Task statement —
Starting with the line that contains "Transcribe the text in this document.", reproduce each line through the end of the listing below, with no other output.

--- Information provided ---

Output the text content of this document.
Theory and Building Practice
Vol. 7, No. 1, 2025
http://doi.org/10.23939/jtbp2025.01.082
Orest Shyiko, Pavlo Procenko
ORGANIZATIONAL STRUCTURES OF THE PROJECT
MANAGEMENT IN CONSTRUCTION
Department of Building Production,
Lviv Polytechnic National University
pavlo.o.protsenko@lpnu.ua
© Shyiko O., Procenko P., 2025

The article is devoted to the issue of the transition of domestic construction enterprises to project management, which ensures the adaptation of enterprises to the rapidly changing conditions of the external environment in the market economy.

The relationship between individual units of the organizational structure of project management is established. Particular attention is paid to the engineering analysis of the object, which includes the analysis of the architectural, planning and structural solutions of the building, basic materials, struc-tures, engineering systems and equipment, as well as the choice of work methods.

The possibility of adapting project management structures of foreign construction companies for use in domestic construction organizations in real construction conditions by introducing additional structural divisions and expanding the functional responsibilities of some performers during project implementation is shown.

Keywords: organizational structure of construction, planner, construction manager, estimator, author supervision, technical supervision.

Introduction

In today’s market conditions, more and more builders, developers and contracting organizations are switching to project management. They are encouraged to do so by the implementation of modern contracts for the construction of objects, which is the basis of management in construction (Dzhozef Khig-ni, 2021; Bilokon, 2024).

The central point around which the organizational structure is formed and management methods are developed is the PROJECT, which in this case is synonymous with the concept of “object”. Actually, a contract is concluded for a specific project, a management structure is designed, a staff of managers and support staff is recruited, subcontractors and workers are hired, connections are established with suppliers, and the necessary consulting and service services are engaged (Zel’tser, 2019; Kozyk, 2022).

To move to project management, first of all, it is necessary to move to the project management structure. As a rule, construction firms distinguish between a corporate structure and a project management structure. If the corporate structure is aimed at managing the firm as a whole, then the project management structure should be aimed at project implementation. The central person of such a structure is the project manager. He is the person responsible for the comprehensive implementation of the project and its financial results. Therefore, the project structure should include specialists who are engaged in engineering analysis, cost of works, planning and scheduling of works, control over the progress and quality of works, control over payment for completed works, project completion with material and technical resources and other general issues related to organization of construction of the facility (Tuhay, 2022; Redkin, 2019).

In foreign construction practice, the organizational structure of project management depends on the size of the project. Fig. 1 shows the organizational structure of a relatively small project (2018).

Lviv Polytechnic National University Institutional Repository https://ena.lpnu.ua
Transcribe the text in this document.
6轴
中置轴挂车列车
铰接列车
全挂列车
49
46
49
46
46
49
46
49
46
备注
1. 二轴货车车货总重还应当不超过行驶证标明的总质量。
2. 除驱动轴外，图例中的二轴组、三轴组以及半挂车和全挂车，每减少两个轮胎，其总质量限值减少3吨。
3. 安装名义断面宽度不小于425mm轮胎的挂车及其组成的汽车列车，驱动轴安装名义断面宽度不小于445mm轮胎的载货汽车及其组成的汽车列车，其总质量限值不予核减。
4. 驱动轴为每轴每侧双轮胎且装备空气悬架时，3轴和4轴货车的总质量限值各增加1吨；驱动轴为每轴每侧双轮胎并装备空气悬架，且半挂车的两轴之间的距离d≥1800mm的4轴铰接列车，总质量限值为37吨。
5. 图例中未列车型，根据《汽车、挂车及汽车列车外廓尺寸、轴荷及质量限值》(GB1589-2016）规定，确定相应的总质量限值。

---

Full answer —
Transcribe the text in this document.
6轴
中置轴挂车列车
铰接列车
全挂列车
49
46
49
46
46
49
46
49
46
备注
1. 二轴货车车货总重还应当不超过行驶证标明的总质量。
2. 除驱动轴外，图例中的二轴组、三轴组以及半挂车和全挂车，每减少两个轮胎，其总质量限值减少3吨。
3. 安装名义断面宽度不小于425mm轮胎的挂车及其组成的汽车列车，驱动轴安装名义断面宽度不小于445mm轮胎的载货汽车及其组成的汽车列车，其总质量限值不予核减。
4. 驱动轴为每轴每侧双轮胎且装备空气悬架时，3轴和4轴货车的总质量限值各增加1吨；驱动轴为每轴每侧双轮胎并装备空气悬架，且半挂车的两轴之间的距离d≥1800mm的4轴铰接列车，总质量限值为37吨。
5. 图例中未列车型，根据《汽车、挂车及汽车列车外廓尺寸、轴荷及质量限值》(GB1589-2016）规定，确定相应的总质量限值。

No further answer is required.